Omit all images, then return the remaining material exactly as it stands.

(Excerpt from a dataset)
[Start]
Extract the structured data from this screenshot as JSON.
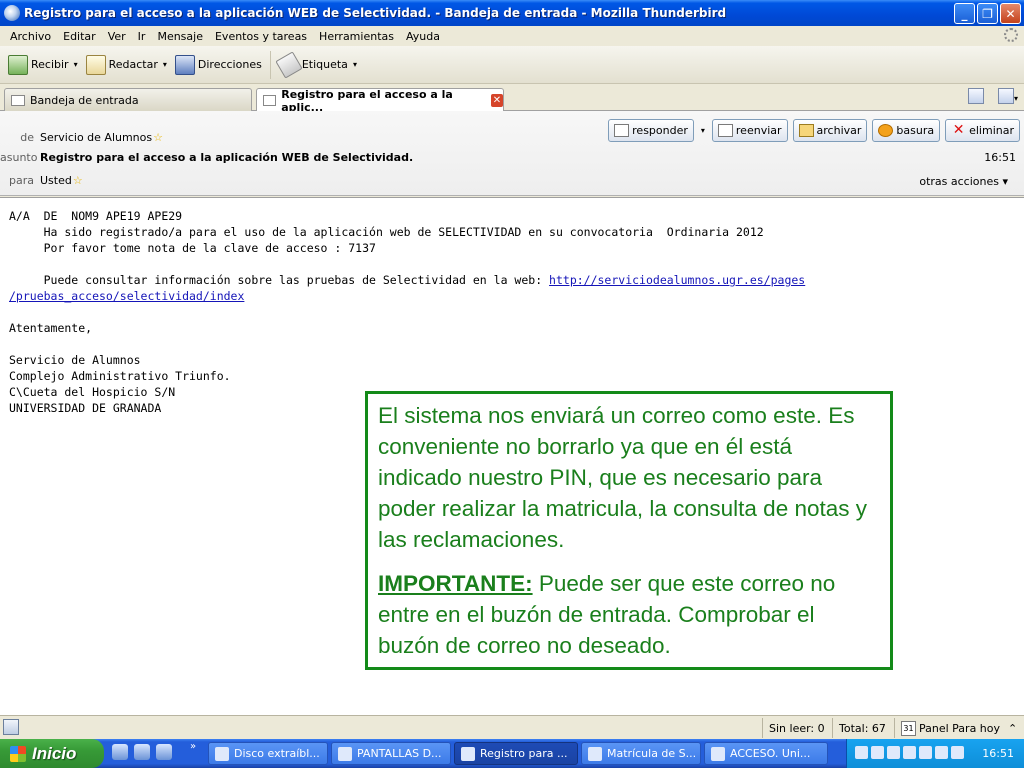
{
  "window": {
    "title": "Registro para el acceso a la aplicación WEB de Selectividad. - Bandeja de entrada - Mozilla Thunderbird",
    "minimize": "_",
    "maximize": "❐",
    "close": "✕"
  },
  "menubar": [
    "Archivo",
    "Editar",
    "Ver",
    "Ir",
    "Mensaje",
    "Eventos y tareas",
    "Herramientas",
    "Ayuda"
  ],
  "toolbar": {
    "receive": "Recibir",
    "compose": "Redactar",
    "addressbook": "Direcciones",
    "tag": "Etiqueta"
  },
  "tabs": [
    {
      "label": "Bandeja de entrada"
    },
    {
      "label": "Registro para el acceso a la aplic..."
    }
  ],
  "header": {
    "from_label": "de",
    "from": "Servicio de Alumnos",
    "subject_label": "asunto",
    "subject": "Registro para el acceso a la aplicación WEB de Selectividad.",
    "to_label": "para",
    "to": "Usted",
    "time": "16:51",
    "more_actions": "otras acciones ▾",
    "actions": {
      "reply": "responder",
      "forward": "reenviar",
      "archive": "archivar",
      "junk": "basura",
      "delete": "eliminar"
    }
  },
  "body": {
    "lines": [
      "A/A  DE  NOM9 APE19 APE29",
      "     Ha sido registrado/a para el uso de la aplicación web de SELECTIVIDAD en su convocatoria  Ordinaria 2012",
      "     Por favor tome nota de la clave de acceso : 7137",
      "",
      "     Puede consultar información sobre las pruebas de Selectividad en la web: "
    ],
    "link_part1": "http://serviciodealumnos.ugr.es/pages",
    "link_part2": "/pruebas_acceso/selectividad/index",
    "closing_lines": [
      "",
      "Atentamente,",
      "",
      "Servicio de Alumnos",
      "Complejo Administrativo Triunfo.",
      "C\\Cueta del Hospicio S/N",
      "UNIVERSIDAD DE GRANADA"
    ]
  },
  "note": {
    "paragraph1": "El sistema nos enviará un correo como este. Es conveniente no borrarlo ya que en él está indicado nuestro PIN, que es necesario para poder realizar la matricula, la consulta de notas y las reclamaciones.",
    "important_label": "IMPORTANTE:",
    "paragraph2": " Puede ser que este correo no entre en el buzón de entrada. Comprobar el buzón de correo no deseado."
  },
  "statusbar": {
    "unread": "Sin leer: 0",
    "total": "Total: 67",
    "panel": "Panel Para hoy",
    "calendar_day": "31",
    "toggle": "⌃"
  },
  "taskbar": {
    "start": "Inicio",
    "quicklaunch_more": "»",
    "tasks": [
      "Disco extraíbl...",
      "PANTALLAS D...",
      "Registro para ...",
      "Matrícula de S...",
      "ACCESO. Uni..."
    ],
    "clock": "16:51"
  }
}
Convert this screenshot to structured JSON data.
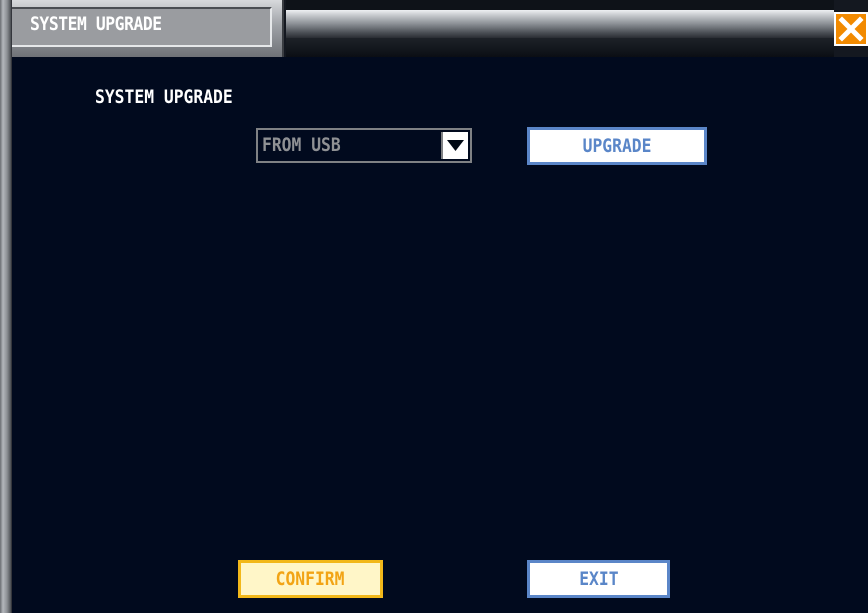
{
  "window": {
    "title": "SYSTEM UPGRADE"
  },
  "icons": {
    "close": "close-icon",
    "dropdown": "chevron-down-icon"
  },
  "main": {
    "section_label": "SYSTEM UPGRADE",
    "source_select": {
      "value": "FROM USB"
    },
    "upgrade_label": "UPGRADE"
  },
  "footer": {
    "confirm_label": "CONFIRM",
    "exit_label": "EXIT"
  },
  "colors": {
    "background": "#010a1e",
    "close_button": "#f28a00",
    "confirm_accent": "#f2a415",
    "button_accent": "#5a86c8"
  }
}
[End]
> Exercise solution:
Extract the structured data from this screenshot as JSON.
{
  "window": {
    "title": "Registro para el acceso a la aplicación WEB de Selectividad. - Bandeja de entrada - Mozilla Thunderbird",
    "minimize": "_",
    "maximize": "❐",
    "close": "✕"
  },
  "menubar": [
    "Archivo",
    "Editar",
    "Ver",
    "Ir",
    "Mensaje",
    "Eventos y tareas",
    "Herramientas",
    "Ayuda"
  ],
  "toolbar": {
    "receive": "Recibir",
    "compose": "Redactar",
    "addressbook": "Direcciones",
    "tag": "Etiqueta"
  },
  "tabs": [
    {
      "label": "Bandeja de entrada"
    },
    {
      "label": "Registro para el acceso a la aplic..."
    }
  ],
  "header": {
    "from_label": "de",
    "from": "Servicio de Alumnos",
    "subject_label": "asunto",
    "subject": "Registro para el acceso a la aplicación WEB de Selectividad.",
    "to_label": "para",
    "to": "Usted",
    "time": "16:51",
    "more_actions": "otras acciones ▾",
    "actions": {
      "reply": "responder",
      "forward": "reenviar",
      "archive": "archivar",
      "junk": "basura",
      "delete": "eliminar"
    }
  },
  "body": {
    "lines": [
      "A/A  DE  NOM9 APE19 APE29",
      "     Ha sido registrado/a para el uso de la aplicación web de SELECTIVIDAD en su convocatoria  Ordinaria 2012",
      "     Por favor tome nota de la clave de acceso : 7137",
      "",
      "     Puede consultar información sobre las pruebas de Selectividad en la web: "
    ],
    "link_part1": "http://serviciodealumnos.ugr.es/pages",
    "link_part2": "/pruebas_acceso/selectividad/index",
    "closing_lines": [
      "",
      "Atentamente,",
      "",
      "Servicio de Alumnos",
      "Complejo Administrativo Triunfo.",
      "C\\Cueta del Hospicio S/N",
      "UNIVERSIDAD DE GRANADA"
    ]
  },
  "note": {
    "paragraph1": "El sistema nos enviará un correo como este. Es conveniente no borrarlo ya que en él está indicado nuestro PIN, que es necesario para poder realizar la matricula, la consulta de notas y las reclamaciones.",
    "important_label": "IMPORTANTE:",
    "paragraph2": " Puede ser que este correo no entre en el buzón de entrada. Comprobar el buzón de correo no deseado."
  },
  "statusbar": {
    "unread": "Sin leer: 0",
    "total": "Total: 67",
    "panel": "Panel Para hoy",
    "calendar_day": "31",
    "toggle": "⌃"
  },
  "taskbar": {
    "start": "Inicio",
    "quicklaunch_more": "»",
    "tasks": [
      "Disco extraíbl...",
      "PANTALLAS D...",
      "Registro para ...",
      "Matrícula de S...",
      "ACCESO. Uni..."
    ],
    "clock": "16:51"
  }
}
Convert this screenshot to structured JSON data.
{
  "window": {
    "title": "SYSTEM UPGRADE"
  },
  "icons": {
    "close": "close-icon",
    "dropdown": "chevron-down-icon"
  },
  "main": {
    "section_label": "SYSTEM UPGRADE",
    "source_select": {
      "value": "FROM USB"
    },
    "upgrade_label": "UPGRADE"
  },
  "footer": {
    "confirm_label": "CONFIRM",
    "exit_label": "EXIT"
  },
  "colors": {
    "background": "#010a1e",
    "close_button": "#f28a00",
    "confirm_accent": "#f2a415",
    "button_accent": "#5a86c8"
  }
}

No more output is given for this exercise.